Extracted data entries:

========================================================================

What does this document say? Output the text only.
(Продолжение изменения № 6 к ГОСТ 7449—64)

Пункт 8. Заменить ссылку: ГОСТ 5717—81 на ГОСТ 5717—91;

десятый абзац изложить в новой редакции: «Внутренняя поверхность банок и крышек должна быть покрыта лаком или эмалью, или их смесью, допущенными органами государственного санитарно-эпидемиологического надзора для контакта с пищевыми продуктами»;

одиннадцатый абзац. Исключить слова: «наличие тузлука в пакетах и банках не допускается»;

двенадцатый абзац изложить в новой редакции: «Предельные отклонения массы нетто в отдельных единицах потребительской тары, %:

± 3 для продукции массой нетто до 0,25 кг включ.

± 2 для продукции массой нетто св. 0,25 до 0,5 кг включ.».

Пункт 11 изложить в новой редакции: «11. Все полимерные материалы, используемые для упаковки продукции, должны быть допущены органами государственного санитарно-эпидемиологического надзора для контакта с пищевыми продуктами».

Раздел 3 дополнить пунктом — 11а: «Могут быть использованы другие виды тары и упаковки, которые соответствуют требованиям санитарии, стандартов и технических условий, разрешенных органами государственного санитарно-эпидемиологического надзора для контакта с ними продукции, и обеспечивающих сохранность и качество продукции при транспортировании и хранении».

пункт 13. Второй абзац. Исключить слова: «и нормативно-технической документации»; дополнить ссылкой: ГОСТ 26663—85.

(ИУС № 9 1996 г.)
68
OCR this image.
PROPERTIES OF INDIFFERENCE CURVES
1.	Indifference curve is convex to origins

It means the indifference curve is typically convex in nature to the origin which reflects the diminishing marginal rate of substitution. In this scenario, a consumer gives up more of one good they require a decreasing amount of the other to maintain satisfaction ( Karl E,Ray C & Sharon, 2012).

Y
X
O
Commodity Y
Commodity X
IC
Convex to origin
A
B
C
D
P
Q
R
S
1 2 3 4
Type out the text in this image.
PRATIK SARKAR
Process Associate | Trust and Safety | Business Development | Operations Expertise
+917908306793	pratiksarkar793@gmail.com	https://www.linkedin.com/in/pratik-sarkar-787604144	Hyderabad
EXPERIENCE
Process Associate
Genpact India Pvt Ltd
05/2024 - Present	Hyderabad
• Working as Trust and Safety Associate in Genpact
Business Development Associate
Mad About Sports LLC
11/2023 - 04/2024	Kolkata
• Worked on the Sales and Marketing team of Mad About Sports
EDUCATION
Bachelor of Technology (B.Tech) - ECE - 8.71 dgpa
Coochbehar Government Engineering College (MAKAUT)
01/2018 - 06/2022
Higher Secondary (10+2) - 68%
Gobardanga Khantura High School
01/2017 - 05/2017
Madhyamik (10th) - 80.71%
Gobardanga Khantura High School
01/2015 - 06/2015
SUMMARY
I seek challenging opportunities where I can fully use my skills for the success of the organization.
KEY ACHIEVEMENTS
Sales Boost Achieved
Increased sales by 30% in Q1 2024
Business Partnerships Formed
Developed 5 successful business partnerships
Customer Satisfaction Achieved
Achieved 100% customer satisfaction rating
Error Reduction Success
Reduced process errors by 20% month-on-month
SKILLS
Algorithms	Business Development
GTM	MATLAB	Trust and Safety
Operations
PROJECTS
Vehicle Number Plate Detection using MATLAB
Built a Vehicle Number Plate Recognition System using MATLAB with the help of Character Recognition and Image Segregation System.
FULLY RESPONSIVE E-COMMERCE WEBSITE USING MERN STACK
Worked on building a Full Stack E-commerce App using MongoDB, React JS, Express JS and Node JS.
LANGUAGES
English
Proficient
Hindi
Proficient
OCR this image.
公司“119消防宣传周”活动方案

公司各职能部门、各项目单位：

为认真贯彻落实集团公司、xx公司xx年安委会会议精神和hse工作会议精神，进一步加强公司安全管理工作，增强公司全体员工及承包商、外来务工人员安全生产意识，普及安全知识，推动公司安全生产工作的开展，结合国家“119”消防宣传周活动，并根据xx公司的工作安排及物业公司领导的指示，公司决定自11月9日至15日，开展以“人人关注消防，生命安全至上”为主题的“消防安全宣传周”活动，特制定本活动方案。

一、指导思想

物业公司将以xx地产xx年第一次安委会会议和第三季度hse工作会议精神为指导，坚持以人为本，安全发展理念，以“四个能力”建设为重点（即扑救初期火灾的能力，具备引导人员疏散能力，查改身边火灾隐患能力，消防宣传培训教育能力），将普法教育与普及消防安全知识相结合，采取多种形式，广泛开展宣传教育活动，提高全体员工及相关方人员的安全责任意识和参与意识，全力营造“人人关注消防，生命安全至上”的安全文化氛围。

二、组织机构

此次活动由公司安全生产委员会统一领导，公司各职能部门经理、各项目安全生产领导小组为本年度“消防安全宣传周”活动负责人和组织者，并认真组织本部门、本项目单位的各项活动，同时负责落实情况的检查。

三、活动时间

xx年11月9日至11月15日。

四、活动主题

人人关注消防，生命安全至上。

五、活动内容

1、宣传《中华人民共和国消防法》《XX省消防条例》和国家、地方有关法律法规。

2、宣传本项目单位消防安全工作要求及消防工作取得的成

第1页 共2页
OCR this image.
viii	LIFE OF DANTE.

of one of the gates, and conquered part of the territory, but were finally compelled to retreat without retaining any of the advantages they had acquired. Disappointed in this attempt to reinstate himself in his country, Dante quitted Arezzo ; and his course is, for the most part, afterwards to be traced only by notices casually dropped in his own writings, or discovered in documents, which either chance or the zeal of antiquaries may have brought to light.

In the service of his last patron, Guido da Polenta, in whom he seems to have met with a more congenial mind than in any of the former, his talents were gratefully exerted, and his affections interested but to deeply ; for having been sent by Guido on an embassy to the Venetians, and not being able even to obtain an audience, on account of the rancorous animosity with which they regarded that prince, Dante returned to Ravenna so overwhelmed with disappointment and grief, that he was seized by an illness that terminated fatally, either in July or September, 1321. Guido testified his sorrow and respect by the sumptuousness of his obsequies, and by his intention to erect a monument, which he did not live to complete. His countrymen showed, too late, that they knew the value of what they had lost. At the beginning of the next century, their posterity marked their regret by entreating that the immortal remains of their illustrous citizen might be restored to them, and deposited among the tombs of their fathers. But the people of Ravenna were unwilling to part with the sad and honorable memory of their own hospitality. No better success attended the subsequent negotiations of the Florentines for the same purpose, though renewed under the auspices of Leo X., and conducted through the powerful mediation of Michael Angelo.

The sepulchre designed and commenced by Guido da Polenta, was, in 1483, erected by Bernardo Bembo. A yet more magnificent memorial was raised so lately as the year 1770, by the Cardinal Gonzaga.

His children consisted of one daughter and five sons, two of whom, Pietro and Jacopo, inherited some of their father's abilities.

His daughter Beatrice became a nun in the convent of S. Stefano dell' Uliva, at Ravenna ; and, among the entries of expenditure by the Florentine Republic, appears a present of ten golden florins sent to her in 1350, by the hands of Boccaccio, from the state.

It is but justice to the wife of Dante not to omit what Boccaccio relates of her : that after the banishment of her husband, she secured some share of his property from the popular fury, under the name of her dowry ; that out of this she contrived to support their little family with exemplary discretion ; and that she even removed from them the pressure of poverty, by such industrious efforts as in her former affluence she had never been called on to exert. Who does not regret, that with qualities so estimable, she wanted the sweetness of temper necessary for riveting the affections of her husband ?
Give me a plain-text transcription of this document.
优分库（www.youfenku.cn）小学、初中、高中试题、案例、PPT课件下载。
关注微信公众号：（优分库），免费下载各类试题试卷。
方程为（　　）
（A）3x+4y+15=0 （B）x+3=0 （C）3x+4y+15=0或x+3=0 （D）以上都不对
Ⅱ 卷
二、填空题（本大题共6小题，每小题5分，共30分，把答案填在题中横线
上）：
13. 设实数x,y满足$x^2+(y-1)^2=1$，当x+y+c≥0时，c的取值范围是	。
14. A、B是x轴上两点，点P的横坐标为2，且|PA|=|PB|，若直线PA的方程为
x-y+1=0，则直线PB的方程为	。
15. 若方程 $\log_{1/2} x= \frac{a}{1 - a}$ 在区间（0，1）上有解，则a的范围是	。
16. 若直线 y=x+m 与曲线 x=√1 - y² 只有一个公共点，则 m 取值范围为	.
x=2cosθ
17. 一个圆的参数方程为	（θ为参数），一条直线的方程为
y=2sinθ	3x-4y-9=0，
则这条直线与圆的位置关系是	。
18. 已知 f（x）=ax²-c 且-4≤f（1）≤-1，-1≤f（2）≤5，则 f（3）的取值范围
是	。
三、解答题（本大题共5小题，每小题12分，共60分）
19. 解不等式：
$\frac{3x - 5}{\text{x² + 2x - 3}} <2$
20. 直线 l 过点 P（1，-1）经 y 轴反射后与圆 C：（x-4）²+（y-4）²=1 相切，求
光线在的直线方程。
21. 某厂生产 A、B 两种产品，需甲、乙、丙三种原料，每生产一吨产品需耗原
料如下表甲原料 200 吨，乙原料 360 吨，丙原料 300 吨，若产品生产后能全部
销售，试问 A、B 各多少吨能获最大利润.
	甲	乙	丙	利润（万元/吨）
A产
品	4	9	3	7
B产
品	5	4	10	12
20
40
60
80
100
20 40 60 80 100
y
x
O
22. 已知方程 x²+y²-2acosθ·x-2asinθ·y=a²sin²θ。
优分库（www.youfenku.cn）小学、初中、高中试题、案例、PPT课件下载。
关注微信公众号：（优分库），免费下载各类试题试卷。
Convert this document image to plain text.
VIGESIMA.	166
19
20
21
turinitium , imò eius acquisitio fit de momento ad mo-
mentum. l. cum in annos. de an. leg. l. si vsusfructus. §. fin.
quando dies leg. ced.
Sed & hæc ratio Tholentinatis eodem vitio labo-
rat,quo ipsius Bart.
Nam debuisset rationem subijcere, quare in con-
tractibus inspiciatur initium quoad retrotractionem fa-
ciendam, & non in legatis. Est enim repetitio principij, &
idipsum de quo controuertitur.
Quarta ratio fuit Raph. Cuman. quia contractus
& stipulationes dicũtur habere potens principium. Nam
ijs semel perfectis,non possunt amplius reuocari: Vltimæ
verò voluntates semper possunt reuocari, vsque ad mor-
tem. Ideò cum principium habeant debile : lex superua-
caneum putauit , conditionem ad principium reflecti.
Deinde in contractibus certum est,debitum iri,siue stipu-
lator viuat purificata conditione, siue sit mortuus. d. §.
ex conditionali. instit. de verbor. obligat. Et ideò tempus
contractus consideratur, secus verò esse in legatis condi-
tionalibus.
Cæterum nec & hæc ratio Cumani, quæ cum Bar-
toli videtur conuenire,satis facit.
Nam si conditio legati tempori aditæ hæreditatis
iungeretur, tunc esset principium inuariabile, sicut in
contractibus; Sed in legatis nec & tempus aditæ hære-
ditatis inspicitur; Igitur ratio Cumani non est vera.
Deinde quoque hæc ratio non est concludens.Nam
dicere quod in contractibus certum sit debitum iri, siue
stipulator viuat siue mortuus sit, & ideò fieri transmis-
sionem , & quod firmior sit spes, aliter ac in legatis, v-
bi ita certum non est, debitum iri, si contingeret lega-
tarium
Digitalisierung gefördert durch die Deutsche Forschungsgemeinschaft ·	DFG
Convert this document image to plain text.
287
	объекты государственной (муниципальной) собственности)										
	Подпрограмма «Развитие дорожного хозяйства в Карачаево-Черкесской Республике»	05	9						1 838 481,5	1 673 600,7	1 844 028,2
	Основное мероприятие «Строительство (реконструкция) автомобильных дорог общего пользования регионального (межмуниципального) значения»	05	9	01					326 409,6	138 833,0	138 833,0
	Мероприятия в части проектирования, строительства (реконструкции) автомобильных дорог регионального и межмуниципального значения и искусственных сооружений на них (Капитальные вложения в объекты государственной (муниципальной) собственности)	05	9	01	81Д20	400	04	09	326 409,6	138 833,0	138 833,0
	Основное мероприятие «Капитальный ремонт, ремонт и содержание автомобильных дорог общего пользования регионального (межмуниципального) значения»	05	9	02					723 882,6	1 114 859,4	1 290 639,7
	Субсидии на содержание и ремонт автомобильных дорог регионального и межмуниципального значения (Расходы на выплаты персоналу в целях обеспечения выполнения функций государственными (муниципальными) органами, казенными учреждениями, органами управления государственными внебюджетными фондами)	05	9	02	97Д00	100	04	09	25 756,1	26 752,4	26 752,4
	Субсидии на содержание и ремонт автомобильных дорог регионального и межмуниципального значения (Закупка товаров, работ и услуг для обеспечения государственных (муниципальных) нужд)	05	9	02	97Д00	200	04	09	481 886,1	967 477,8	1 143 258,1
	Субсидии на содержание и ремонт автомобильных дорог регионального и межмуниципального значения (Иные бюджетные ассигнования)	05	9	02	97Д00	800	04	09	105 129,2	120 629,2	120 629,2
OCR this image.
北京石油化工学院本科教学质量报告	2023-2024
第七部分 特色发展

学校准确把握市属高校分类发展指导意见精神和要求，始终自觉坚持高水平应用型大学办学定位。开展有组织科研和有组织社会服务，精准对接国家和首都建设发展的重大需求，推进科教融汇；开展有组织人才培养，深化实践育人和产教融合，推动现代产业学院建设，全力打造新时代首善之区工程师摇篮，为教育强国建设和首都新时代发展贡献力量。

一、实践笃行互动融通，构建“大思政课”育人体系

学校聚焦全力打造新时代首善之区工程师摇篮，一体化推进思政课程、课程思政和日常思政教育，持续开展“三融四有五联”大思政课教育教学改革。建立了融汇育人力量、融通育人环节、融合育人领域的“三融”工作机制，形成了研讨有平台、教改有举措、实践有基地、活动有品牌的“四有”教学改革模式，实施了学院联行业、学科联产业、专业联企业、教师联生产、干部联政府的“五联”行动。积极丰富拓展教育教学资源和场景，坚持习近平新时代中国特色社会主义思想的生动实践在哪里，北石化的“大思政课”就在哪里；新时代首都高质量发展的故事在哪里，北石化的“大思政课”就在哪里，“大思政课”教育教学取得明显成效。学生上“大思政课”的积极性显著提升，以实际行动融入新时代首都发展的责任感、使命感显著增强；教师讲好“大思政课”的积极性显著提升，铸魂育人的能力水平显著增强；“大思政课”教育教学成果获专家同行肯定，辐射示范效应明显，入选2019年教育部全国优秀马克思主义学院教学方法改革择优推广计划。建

========================================================================

[WORK INSTRUCTIONS]:
Scan the material above. Copy each line where "principium" occurs.

[SOLUTION FOR THIS TASK]:
& stipulationes dicũtur habere potens principium. Nam
tem. Ideò cum principium habeant debile : lex superua-
caneum putauit , conditionem ad principium reflecti.
iungeretur, tunc esset principium inuariabile, sicut in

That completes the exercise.